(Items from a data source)
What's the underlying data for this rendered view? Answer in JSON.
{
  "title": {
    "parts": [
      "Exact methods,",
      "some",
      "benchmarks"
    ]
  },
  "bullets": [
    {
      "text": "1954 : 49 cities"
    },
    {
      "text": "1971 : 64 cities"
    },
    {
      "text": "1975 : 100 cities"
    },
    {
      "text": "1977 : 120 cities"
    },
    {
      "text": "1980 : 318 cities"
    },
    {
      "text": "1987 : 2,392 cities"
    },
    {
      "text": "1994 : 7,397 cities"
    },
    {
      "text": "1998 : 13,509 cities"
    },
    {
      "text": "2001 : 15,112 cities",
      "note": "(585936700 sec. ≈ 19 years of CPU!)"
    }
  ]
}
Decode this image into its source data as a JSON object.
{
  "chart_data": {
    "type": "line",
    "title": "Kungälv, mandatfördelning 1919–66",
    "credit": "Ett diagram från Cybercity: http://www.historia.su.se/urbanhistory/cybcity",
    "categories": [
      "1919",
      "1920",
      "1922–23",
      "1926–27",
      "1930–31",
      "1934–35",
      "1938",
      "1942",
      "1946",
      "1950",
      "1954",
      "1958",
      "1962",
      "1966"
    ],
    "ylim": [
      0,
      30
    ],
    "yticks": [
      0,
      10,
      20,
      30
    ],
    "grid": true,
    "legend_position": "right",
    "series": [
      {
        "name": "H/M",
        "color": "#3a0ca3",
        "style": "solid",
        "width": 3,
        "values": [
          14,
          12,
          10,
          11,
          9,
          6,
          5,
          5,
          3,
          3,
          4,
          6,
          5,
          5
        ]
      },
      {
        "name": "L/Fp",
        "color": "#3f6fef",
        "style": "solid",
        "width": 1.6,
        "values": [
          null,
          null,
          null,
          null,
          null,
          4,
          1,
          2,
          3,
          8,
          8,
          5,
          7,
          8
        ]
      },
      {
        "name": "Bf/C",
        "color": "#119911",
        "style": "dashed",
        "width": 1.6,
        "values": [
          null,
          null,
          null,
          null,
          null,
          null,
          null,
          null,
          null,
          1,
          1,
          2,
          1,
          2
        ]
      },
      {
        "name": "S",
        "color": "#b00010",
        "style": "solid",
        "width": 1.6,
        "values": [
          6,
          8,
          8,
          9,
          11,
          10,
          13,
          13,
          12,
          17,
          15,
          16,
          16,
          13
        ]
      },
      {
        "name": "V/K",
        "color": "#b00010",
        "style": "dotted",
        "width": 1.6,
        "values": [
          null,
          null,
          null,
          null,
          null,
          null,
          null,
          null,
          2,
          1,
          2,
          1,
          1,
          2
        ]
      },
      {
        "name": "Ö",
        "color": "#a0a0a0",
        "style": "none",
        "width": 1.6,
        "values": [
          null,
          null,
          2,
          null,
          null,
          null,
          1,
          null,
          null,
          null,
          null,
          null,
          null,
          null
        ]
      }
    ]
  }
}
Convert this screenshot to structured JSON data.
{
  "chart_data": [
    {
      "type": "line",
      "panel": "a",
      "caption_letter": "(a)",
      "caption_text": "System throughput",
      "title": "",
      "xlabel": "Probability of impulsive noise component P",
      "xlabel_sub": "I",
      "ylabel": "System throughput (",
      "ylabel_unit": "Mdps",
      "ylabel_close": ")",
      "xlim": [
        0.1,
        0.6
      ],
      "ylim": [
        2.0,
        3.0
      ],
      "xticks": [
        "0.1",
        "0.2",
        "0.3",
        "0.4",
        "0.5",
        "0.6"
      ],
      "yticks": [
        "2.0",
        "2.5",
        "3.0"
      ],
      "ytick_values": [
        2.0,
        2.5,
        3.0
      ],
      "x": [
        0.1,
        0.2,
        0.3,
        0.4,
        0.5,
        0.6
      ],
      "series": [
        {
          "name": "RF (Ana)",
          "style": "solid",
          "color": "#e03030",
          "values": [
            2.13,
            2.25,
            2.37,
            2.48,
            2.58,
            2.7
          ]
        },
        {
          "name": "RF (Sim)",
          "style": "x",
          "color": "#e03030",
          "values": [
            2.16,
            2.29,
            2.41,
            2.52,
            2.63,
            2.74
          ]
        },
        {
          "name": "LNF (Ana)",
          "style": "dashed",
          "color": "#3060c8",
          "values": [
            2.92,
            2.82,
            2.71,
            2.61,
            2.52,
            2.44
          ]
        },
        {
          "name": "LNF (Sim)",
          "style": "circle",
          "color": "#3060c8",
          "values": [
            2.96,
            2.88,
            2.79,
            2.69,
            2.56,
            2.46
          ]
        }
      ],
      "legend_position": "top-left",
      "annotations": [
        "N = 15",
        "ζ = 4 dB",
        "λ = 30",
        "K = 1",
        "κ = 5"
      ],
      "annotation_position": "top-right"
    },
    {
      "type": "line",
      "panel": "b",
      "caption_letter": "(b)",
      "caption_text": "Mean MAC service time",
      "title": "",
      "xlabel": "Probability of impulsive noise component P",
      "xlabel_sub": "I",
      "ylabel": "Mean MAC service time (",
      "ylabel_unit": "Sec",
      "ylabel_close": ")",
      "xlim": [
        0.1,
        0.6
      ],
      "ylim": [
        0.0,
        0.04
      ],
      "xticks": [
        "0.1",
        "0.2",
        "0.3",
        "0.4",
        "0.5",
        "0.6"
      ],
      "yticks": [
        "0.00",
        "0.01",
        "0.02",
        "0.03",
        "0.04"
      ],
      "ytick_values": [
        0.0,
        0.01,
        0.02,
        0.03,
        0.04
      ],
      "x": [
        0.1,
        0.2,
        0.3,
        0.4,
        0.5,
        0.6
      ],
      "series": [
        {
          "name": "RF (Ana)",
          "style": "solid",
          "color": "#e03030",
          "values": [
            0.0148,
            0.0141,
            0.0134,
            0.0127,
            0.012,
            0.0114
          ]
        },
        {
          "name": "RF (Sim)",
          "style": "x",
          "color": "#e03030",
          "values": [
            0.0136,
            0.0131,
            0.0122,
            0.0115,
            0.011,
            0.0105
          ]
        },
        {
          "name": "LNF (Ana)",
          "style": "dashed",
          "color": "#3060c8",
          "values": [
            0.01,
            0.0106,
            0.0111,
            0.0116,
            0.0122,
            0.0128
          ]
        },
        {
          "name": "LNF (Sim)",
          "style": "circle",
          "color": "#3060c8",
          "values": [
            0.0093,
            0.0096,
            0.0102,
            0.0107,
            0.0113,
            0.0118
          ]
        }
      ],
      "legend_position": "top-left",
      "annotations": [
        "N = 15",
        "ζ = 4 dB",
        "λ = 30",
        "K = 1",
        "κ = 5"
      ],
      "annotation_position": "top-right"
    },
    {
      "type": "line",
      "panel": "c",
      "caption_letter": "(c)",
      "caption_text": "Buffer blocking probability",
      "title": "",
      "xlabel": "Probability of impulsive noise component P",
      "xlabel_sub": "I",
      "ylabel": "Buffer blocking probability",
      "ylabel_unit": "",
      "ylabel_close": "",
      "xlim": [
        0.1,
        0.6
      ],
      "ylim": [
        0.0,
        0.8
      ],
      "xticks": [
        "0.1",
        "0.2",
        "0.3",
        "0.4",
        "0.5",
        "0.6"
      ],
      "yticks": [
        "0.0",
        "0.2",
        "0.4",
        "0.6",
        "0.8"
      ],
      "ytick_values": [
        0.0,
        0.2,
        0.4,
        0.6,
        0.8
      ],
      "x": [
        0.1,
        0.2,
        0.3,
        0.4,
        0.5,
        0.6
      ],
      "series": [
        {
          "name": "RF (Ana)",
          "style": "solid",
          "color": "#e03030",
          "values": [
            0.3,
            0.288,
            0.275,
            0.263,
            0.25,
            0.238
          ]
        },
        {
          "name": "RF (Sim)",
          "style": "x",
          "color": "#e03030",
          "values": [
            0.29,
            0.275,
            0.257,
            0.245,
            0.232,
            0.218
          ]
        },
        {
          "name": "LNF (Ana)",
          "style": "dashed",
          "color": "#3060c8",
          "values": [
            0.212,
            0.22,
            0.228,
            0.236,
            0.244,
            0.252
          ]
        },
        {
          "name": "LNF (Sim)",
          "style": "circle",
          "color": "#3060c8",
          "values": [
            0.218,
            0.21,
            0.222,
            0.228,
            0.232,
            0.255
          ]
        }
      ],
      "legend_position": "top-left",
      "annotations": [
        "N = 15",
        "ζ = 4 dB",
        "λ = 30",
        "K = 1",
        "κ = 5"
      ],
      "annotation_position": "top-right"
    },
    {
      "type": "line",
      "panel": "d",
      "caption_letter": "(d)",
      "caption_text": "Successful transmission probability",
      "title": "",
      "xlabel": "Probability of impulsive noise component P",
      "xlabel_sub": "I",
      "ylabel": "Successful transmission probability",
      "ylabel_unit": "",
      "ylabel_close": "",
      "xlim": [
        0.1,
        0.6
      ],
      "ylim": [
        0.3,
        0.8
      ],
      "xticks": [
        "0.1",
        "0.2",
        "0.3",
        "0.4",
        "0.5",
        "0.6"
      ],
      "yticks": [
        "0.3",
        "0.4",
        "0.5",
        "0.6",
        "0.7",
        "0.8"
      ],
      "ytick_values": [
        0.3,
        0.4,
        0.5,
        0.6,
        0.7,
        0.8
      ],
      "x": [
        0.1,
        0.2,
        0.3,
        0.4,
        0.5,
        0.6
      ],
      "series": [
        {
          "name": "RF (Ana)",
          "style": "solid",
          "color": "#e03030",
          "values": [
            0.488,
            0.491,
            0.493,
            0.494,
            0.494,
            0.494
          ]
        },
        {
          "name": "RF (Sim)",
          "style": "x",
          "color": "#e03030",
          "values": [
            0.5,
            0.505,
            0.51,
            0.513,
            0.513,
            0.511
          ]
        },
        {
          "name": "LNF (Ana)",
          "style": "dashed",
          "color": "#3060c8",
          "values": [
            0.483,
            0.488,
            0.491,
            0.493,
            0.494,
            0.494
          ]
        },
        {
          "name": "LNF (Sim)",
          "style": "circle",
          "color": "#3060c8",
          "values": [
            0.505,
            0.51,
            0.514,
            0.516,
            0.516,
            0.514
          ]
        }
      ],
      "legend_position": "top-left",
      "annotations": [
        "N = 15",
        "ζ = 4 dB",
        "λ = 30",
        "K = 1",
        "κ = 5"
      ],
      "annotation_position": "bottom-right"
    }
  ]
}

§ Stated task:
List the lines of the material in which the word "cities" occurs.

§ Written solution:
      "text": "1954 : 49 cities"
      "text": "1971 : 64 cities"
      "text": "1975 : 100 cities"
      "text": "1977 : 120 cities"
      "text": "1980 : 318 cities"
      "text": "1987 : 2,392 cities"
      "text": "1994 : 7,397 cities"
      "text": "1998 : 13,509 cities"
      "text": "2001 : 15,112 cities",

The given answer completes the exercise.